● DIRECTIVE
A partial copy is required: transcribe exactly the lines from the one containing "Type out the text in this image." through the last line below, without any pictures.

● MATERIAL SHOWN
>>>>
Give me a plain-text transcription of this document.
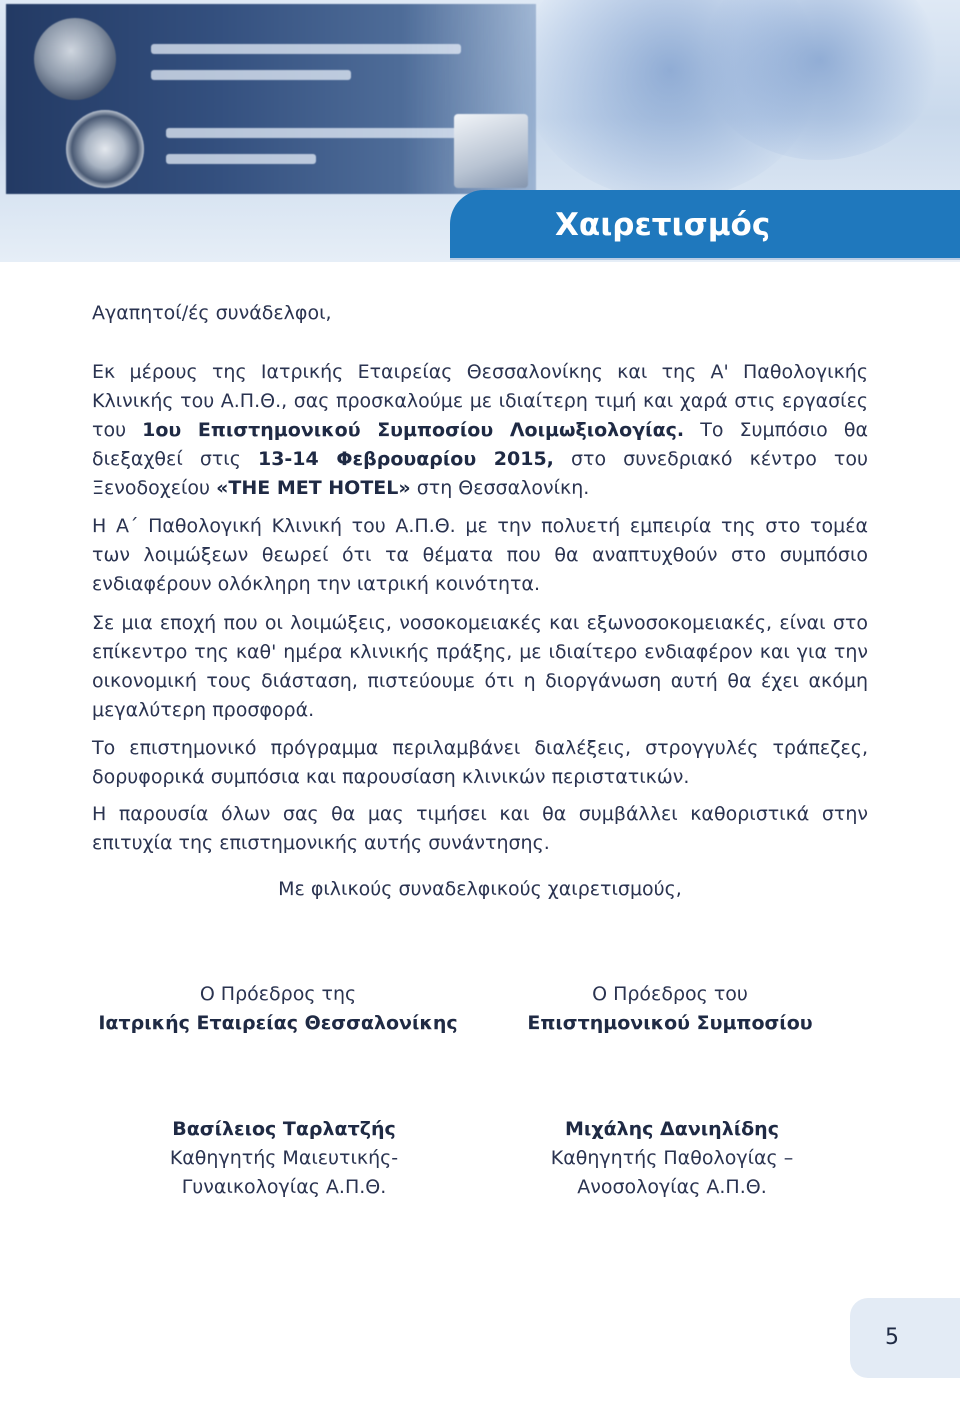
Χαιρετισμός
Αγαπητοί/ές συνάδελφοι,
Εκ μέρους της Ιατρικής Εταιρείας Θεσσαλονίκης και της Α' Παθολογικής Κλινικής του Α.Π.Θ., σας προσκαλούμε με ιδιαίτερη τιμή και χαρά στις εργασίες του 1ου Επιστημονικού Συμποσίου Λοιμωξιολογίας. Το Συμπόσιο θα διεξαχθεί στις 13-14 Φεβρουαρίου 2015, στο συνεδριακό κέντρο του Ξενοδοχείου «THE MET HOTEL» στη Θεσσαλονίκη.
Η Α΄ Παθολογική Κλινική του Α.Π.Θ. με την πολυετή εμπειρία της στο τομέα των λοιμώξεων θεωρεί ότι τα θέματα που θα αναπτυχθούν στο συμπόσιο ενδιαφέρουν ολόκληρη την ιατρική κοινότητα.
Σε μια εποχή που οι λοιμώξεις, νοσοκομειακές και εξωνοσοκομειακές, είναι στο επίκεντρο της καθ' ημέρα κλινικής πράξης, με ιδιαίτερο ενδιαφέρον και για την οικονομική τους διάσταση, πιστεύουμε ότι η διοργάνωση αυτή θα έχει ακόμη μεγαλύτερη προσφορά.
Το επιστημονικό πρόγραμμα περιλαμβάνει διαλέξεις, στρογγυλές τράπεζες, δορυφορικά συμπόσια και παρουσίαση κλινικών περιστατικών.
Η παρουσία όλων σας θα μας τιμήσει και θα συμβάλλει καθοριστικά στην επιτυχία της επιστημονικής αυτής συνάντησης.
Με φιλικούς συναδελφικούς χαιρετισμούς,
Ο Πρόεδρος της
Ιατρικής Εταιρείας Θεσσαλονίκης
Ο Πρόεδρος του
Επιστημονικού Συμποσίου
Βασίλειος Ταρλατζής
Καθηγητής Μαιευτικής-
Γυναικολογίας Α.Π.Θ.
Μιχάλης Δανιηλίδης
Καθηγητής Παθολογίας –
Ανοσολογίας Α.Π.Θ.
5
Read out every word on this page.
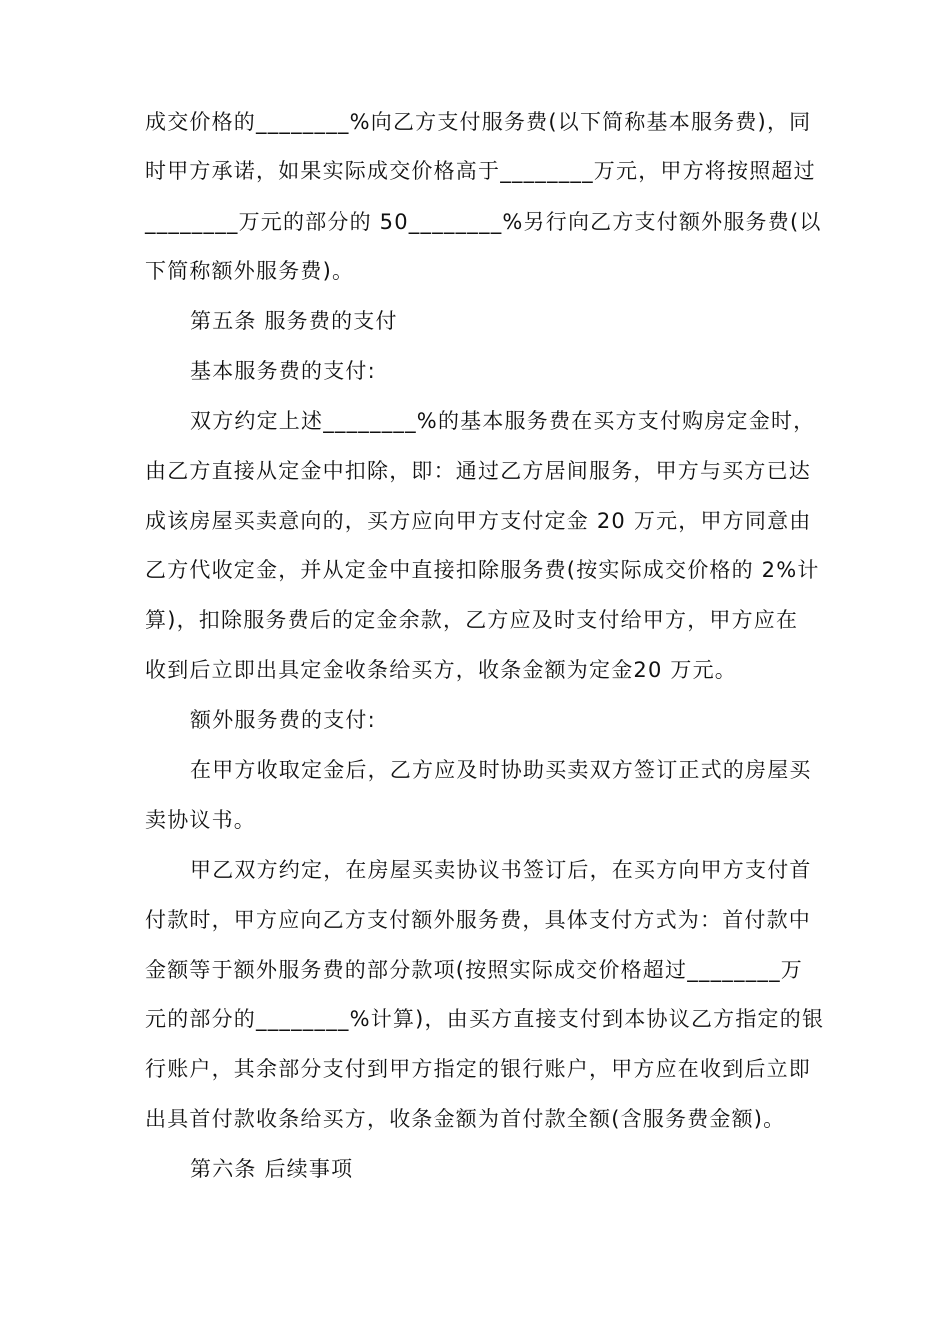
成交价格的________%向乙方支付服务费(以下简称基本服务费)，同
时甲方承诺，如果实际成交价格高于________万元，甲方将按照超过
________万元的部分的 50________%另行向乙方支付额外服务费(以
下简称额外服务费)。
第五条 服务费的支付
基本服务费的支付:
双方约定上述________%的基本服务费在买方支付购房定金时，
由乙方直接从定金中扣除，即：通过乙方居间服务，甲方与买方已达
成该房屋买卖意向的，买方应向甲方支付定金 20 万元，甲方同意由
乙方代收定金，并从定金中直接扣除服务费(按实际成交价格的 2%计
算)，扣除服务费后的定金余款，乙方应及时支付给甲方，甲方应在
收到后立即出具定金收条给买方，收条金额为定金20 万元。
额外服务费的支付:
在甲方收取定金后，乙方应及时协助买卖双方签订正式的房屋买
卖协议书。
甲乙双方约定，在房屋买卖协议书签订后，在买方向甲方支付首
付款时，甲方应向乙方支付额外服务费，具体支付方式为：首付款中
金额等于额外服务费的部分款项(按照实际成交价格超过________万
元的部分的________%计算)，由买方直接支付到本协议乙方指定的银
行账户，其余部分支付到甲方指定的银行账户，甲方应在收到后立即
出具首付款收条给买方，收条金额为首付款全额(含服务费金额)。
第六条 后续事项
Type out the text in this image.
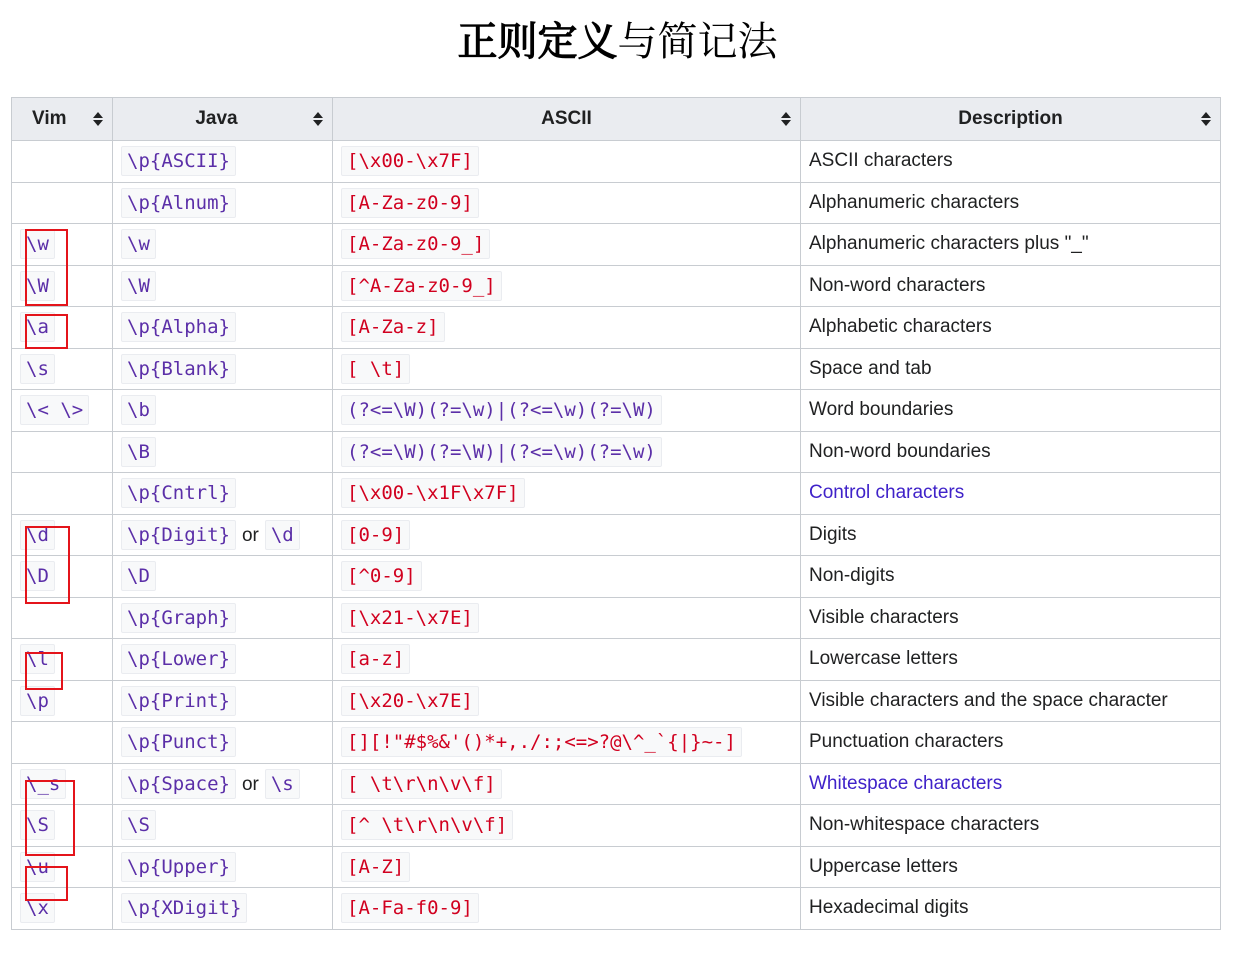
正则定义与简记法
Vim	Java	ASCII	Description

	\p{ASCII}	[\x00-\x7F]	ASCII characters
	\p{Alnum}	[A-Za-z0-9]	Alphanumeric characters
\w	\w	[A-Za-z0-9_]	Alphanumeric characters plus "_"
\W	\W	[^A-Za-z0-9_]	Non-word characters
\a	\p{Alpha}	[A-Za-z]	Alphabetic characters
\s	\p{Blank}	[ \t]	Space and tab
\< \>	\b	(?<=\W)(?=\w)|(?<=\w)(?=\W)	Word boundaries
	\B	(?<=\W)(?=\W)|(?<=\w)(?=\w)	Non-word boundaries
	\p{Cntrl}	[\x00-\x1F\x7F]	Control characters
\d	\p{Digit} or \d	[0-9]	Digits
\D	\D	[^0-9]	Non-digits
	\p{Graph}	[\x21-\x7E]	Visible characters
\l	\p{Lower}	[a-z]	Lowercase letters
\p	\p{Print}	[\x20-\x7E]	Visible characters and the space character
	\p{Punct}	[][!"#$%&'()*+,./:;<=>?@\^_`{|}~-]	Punctuation characters
\_s	\p{Space} or \s	[ \t\r\n\v\f]	Whitespace characters
\S	\S	[^ \t\r\n\v\f]	Non-whitespace characters
\u	\p{Upper}	[A-Z]	Uppercase letters
\x	\p{XDigit}	[A-Fa-f0-9]	Hexadecimal digits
<<<<
● ANSWER TO THE PROBLEM
Type out the text in this image.
正则定义与简记法
Vim	Java	ASCII	Description

	\p{ASCII}	[\x00-\x7F]	ASCII characters
	\p{Alnum}	[A-Za-z0-9]	Alphanumeric characters
\w	\w	[A-Za-z0-9_]	Alphanumeric characters plus "_"
\W	\W	[^A-Za-z0-9_]	Non-word characters
\a	\p{Alpha}	[A-Za-z]	Alphabetic characters
\s	\p{Blank}	[ \t]	Space and tab
\< \>	\b	(?<=\W)(?=\w)|(?<=\w)(?=\W)	Word boundaries
	\B	(?<=\W)(?=\W)|(?<=\w)(?=\w)	Non-word boundaries
	\p{Cntrl}	[\x00-\x1F\x7F]	Control characters
\d	\p{Digit} or \d	[0-9]	Digits
\D	\D	[^0-9]	Non-digits
	\p{Graph}	[\x21-\x7E]	Visible characters
\l	\p{Lower}	[a-z]	Lowercase letters
\p	\p{Print}	[\x20-\x7E]	Visible characters and the space character
	\p{Punct}	[][!"#$%&'()*+,./:;<=>?@\^_`{|}~-]	Punctuation characters
\_s	\p{Space} or \s	[ \t\r\n\v\f]	Whitespace characters
\S	\S	[^ \t\r\n\v\f]	Non-whitespace characters
\u	\p{Upper}	[A-Z]	Uppercase letters
\x	\p{XDigit}	[A-Fa-f0-9]	Hexadecimal digits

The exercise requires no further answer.